### [Task requirements]
Return the records exactly as they are.

====

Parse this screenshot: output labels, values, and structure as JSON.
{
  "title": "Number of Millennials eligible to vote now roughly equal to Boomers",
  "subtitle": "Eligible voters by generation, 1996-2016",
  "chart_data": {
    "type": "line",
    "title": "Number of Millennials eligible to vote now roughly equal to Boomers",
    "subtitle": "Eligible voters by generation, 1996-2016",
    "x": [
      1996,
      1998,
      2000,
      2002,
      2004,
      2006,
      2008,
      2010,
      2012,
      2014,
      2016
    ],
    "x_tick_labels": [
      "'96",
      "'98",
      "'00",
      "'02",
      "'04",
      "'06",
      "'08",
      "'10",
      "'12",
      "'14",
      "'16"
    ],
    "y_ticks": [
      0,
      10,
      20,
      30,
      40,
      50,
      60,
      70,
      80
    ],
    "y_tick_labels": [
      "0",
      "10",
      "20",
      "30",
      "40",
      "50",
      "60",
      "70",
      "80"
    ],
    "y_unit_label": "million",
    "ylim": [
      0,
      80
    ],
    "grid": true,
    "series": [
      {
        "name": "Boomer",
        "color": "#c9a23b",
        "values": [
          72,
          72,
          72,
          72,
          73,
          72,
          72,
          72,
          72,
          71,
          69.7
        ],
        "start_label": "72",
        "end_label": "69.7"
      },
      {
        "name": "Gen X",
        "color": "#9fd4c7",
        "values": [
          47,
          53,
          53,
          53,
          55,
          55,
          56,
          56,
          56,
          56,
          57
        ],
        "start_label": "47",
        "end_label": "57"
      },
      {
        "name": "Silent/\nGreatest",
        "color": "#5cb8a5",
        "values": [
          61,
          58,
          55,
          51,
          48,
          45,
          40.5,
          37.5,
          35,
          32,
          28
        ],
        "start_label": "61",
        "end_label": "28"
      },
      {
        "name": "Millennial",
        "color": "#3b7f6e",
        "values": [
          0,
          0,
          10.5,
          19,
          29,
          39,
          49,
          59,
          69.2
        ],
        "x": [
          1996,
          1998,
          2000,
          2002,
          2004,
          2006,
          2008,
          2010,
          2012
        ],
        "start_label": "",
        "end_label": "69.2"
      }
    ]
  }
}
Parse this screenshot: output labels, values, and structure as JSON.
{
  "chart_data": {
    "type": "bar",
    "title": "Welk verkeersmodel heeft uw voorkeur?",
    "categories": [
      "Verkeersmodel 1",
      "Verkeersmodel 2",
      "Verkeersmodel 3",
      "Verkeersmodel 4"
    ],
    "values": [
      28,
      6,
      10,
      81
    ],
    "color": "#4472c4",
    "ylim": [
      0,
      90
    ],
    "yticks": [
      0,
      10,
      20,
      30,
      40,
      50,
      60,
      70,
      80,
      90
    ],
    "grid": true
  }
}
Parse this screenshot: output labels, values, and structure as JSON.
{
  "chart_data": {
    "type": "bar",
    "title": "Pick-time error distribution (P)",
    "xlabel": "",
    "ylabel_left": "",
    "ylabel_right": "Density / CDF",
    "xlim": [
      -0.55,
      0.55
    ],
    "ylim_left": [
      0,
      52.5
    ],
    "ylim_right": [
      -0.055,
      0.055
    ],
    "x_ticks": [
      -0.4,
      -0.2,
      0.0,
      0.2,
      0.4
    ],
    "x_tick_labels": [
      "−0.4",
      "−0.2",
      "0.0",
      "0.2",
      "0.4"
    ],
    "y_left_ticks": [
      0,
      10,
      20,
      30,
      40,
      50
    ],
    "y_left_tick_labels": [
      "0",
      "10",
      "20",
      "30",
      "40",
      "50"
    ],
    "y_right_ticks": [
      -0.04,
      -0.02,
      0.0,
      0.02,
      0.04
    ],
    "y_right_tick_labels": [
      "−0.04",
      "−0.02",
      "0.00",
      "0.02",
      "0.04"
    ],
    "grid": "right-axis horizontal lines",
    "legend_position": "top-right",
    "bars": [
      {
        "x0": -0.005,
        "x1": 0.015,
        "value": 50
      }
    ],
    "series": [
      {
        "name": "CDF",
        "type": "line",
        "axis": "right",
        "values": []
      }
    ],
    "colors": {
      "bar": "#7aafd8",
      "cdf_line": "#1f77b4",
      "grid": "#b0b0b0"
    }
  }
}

====

### [Answer to this task]
Parse this screenshot: output labels, values, and structure as JSON.
{
  "title": "Number of Millennials eligible to vote now roughly equal to Boomers",
  "subtitle": "Eligible voters by generation, 1996-2016",
  "chart_data": {
    "type": "line",
    "title": "Number of Millennials eligible to vote now roughly equal to Boomers",
    "subtitle": "Eligible voters by generation, 1996-2016",
    "x": [
      1996,
      1998,
      2000,
      2002,
      2004,
      2006,
      2008,
      2010,
      2012,
      2014,
      2016
    ],
    "x_tick_labels": [
      "'96",
      "'98",
      "'00",
      "'02",
      "'04",
      "'06",
      "'08",
      "'10",
      "'12",
      "'14",
      "'16"
    ],
    "y_ticks": [
      0,
      10,
      20,
      30,
      40,
      50,
      60,
      70,
      80
    ],
    "y_tick_labels": [
      "0",
      "10",
      "20",
      "30",
      "40",
      "50",
      "60",
      "70",
      "80"
    ],
    "y_unit_label": "million",
    "ylim": [
      0,
      80
    ],
    "grid": true,
    "series": [
      {
        "name": "Boomer",
        "color": "#c9a23b",
        "values": [
          72,
          72,
          72,
          72,
          73,
          72,
          72,
          72,
          72,
          71,
          69.7
        ],
        "start_label": "72",
        "end_label": "69.7"
      },
      {
        "name": "Gen X",
        "color": "#9fd4c7",
        "values": [
          47,
          53,
          53,
          53,
          55,
          55,
          56,
          56,
          56,
          56,
          57
        ],
        "start_label": "47",
        "end_label": "57"
      },
      {
        "name": "Silent/\nGreatest",
        "color": "#5cb8a5",
        "values": [
          61,
          58,
          55,
          51,
          48,
          45,
          40.5,
          37.5,
          35,
          32,
          28
        ],
        "start_label": "61",
        "end_label": "28"
      },
      {
        "name": "Millennial",
        "color": "#3b7f6e",
        "values": [
          0,
          0,
          10.5,
          19,
          29,
          39,
          49,
          59,
          69.2
        ],
        "x": [
          1996,
          1998,
          2000,
          2002,
          2004,
          2006,
          2008,
          2010,
          2012
        ],
        "start_label": "",
        "end_label": "69.2"
      }
    ]
  }
}
Parse this screenshot: output labels, values, and structure as JSON.
{
  "chart_data": {
    "type": "bar",
    "title": "Welk verkeersmodel heeft uw voorkeur?",
    "categories": [
      "Verkeersmodel 1",
      "Verkeersmodel 2",
      "Verkeersmodel 3",
      "Verkeersmodel 4"
    ],
    "values": [
      28,
      6,
      10,
      81
    ],
    "color": "#4472c4",
    "ylim": [
      0,
      90
    ],
    "yticks": [
      0,
      10,
      20,
      30,
      40,
      50,
      60,
      70,
      80,
      90
    ],
    "grid": true
  }
}
Parse this screenshot: output labels, values, and structure as JSON.
{
  "chart_data": {
    "type": "bar",
    "title": "Pick-time error distribution (P)",
    "xlabel": "",
    "ylabel_left": "",
    "ylabel_right": "Density / CDF",
    "xlim": [
      -0.55,
      0.55
    ],
    "ylim_left": [
      0,
      52.5
    ],
    "ylim_right": [
      -0.055,
      0.055
    ],
    "x_ticks": [
      -0.4,
      -0.2,
      0.0,
      0.2,
      0.4
    ],
    "x_tick_labels": [
      "−0.4",
      "−0.2",
      "0.0",
      "0.2",
      "0.4"
    ],
    "y_left_ticks": [
      0,
      10,
      20,
      30,
      40,
      50
    ],
    "y_left_tick_labels": [
      "0",
      "10",
      "20",
      "30",
      "40",
      "50"
    ],
    "y_right_ticks": [
      -0.04,
      -0.02,
      0.0,
      0.02,
      0.04
    ],
    "y_right_tick_labels": [
      "−0.04",
      "−0.02",
      "0.00",
      "0.02",
      "0.04"
    ],
    "grid": "right-axis horizontal lines",
    "legend_position": "top-right",
    "bars": [
      {
        "x0": -0.005,
        "x1": 0.015,
        "value": 50
      }
    ],
    "series": [
      {
        "name": "CDF",
        "type": "line",
        "axis": "right",
        "values": []
      }
    ],
    "colors": {
      "bar": "#7aafd8",
      "cdf_line": "#1f77b4",
      "grid": "#b0b0b0"
    }
  }
}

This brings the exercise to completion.